----- Working data -----

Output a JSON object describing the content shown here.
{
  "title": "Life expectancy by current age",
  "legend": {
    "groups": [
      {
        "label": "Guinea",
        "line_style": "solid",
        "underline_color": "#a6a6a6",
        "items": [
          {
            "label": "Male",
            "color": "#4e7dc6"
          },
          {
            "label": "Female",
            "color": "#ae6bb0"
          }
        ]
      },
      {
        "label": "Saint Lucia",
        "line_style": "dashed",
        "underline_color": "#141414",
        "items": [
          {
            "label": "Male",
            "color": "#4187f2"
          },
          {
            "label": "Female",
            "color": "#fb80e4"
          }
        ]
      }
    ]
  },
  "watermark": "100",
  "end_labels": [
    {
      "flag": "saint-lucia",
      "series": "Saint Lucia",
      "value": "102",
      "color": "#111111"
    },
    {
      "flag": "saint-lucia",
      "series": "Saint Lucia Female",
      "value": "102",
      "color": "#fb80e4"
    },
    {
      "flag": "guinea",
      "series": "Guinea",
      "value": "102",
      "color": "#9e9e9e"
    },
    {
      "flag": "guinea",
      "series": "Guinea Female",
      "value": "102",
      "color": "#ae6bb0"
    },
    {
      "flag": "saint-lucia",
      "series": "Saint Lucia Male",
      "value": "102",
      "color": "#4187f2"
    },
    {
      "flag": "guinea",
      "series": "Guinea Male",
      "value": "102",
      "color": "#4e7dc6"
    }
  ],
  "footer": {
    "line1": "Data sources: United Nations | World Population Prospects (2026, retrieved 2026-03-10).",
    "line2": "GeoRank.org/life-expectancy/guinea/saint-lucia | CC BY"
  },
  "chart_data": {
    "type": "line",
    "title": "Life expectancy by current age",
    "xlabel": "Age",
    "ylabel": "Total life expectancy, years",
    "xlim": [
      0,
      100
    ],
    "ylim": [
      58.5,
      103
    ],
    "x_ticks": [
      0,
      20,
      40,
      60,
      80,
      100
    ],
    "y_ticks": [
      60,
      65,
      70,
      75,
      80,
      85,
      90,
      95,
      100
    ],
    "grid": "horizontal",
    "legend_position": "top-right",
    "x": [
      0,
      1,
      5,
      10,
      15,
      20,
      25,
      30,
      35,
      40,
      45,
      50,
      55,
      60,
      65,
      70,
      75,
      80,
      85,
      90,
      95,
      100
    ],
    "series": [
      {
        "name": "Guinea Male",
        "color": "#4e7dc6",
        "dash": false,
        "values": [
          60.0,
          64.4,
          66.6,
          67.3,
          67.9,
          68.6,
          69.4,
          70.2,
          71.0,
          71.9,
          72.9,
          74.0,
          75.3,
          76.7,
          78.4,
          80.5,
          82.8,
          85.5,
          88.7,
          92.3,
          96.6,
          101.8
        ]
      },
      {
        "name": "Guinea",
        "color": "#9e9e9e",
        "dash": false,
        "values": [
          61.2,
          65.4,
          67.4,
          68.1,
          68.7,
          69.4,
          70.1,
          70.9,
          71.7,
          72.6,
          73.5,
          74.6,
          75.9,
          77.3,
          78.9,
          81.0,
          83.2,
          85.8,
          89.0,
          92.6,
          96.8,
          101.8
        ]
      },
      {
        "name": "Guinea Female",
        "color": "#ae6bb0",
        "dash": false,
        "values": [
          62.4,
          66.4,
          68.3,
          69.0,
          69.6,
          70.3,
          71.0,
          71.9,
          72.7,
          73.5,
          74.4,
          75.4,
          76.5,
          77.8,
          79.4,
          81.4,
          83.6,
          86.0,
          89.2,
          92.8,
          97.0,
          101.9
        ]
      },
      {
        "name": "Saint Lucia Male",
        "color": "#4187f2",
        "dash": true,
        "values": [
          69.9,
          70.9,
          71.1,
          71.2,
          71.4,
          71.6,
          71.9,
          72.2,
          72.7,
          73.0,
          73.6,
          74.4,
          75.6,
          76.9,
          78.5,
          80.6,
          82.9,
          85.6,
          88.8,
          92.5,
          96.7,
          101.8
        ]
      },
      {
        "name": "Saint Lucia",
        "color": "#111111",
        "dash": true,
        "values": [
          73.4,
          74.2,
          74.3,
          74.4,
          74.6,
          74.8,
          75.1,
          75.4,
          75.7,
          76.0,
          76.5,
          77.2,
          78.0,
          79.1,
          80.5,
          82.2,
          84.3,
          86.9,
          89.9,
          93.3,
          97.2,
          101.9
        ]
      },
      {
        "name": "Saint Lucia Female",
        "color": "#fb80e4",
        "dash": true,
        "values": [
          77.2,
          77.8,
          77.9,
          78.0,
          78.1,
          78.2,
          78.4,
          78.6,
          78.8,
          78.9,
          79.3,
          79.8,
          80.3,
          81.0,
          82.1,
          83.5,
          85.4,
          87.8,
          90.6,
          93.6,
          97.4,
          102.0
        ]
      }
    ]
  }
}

-----

» **Task directions**
Repeat the entries exactly, all of them.

» **Finished answer**
Output a JSON object describing the content shown here.
{
  "title": "Life expectancy by current age",
  "legend": {
    "groups": [
      {
        "label": "Guinea",
        "line_style": "solid",
        "underline_color": "#a6a6a6",
        "items": [
          {
            "label": "Male",
            "color": "#4e7dc6"
          },
          {
            "label": "Female",
            "color": "#ae6bb0"
          }
        ]
      },
      {
        "label": "Saint Lucia",
        "line_style": "dashed",
        "underline_color": "#141414",
        "items": [
          {
            "label": "Male",
            "color": "#4187f2"
          },
          {
            "label": "Female",
            "color": "#fb80e4"
          }
        ]
      }
    ]
  },
  "watermark": "100",
  "end_labels": [
    {
      "flag": "saint-lucia",
      "series": "Saint Lucia",
      "value": "102",
      "color": "#111111"
    },
    {
      "flag": "saint-lucia",
      "series": "Saint Lucia Female",
      "value": "102",
      "color": "#fb80e4"
    },
    {
      "flag": "guinea",
      "series": "Guinea",
      "value": "102",
      "color": "#9e9e9e"
    },
    {
      "flag": "guinea",
      "series": "Guinea Female",
      "value": "102",
      "color": "#ae6bb0"
    },
    {
      "flag": "saint-lucia",
      "series": "Saint Lucia Male",
      "value": "102",
      "color": "#4187f2"
    },
    {
      "flag": "guinea",
      "series": "Guinea Male",
      "value": "102",
      "color": "#4e7dc6"
    }
  ],
  "footer": {
    "line1": "Data sources: United Nations | World Population Prospects (2026, retrieved 2026-03-10).",
    "line2": "GeoRank.org/life-expectancy/guinea/saint-lucia | CC BY"
  },
  "chart_data": {
    "type": "line",
    "title": "Life expectancy by current age",
    "xlabel": "Age",
    "ylabel": "Total life expectancy, years",
    "xlim": [
      0,
      100
    ],
    "ylim": [
      58.5,
      103
    ],
    "x_ticks": [
      0,
      20,
      40,
      60,
      80,
      100
    ],
    "y_ticks": [
      60,
      65,
      70,
      75,
      80,
      85,
      90,
      95,
      100
    ],
    "grid": "horizontal",
    "legend_position": "top-right",
    "x": [
      0,
      1,
      5,
      10,
      15,
      20,
      25,
      30,
      35,
      40,
      45,
      50,
      55,
      60,
      65,
      70,
      75,
      80,
      85,
      90,
      95,
      100
    ],
    "series": [
      {
        "name": "Guinea Male",
        "color": "#4e7dc6",
        "dash": false,
        "values": [
          60.0,
          64.4,
          66.6,
          67.3,
          67.9,
          68.6,
          69.4,
          70.2,
          71.0,
          71.9,
          72.9,
          74.0,
          75.3,
          76.7,
          78.4,
          80.5,
          82.8,
          85.5,
          88.7,
          92.3,
          96.6,
          101.8
        ]
      },
      {
        "name": "Guinea",
        "color": "#9e9e9e",
        "dash": false,
        "values": [
          61.2,
          65.4,
          67.4,
          68.1,
          68.7,
          69.4,
          70.1,
          70.9,
          71.7,
          72.6,
          73.5,
          74.6,
          75.9,
          77.3,
          78.9,
          81.0,
          83.2,
          85.8,
          89.0,
          92.6,
          96.8,
          101.8
        ]
      },
      {
        "name": "Guinea Female",
        "color": "#ae6bb0",
        "dash": false,
        "values": [
          62.4,
          66.4,
          68.3,
          69.0,
          69.6,
          70.3,
          71.0,
          71.9,
          72.7,
          73.5,
          74.4,
          75.4,
          76.5,
          77.8,
          79.4,
          81.4,
          83.6,
          86.0,
          89.2,
          92.8,
          97.0,
          101.9
        ]
      },
      {
        "name": "Saint Lucia Male",
        "color": "#4187f2",
        "dash": true,
        "values": [
          69.9,
          70.9,
          71.1,
          71.2,
          71.4,
          71.6,
          71.9,
          72.2,
          72.7,
          73.0,
          73.6,
          74.4,
          75.6,
          76.9,
          78.5,
          80.6,
          82.9,
          85.6,
          88.8,
          92.5,
          96.7,
          101.8
        ]
      },
      {
        "name": "Saint Lucia",
        "color": "#111111",
        "dash": true,
        "values": [
          73.4,
          74.2,
          74.3,
          74.4,
          74.6,
          74.8,
          75.1,
          75.4,
          75.7,
          76.0,
          76.5,
          77.2,
          78.0,
          79.1,
          80.5,
          82.2,
          84.3,
          86.9,
          89.9,
          93.3,
          97.2,
          101.9
        ]
      },
      {
        "name": "Saint Lucia Female",
        "color": "#fb80e4",
        "dash": true,
        "values": [
          77.2,
          77.8,
          77.9,
          78.0,
          78.1,
          78.2,
          78.4,
          78.6,
          78.8,
          78.9,
          79.3,
          79.8,
          80.3,
          81.0,
          82.1,
          83.5,
          85.4,
          87.8,
          90.6,
          93.6,
          97.4,
          102.0
        ]
      }
    ]
  }
}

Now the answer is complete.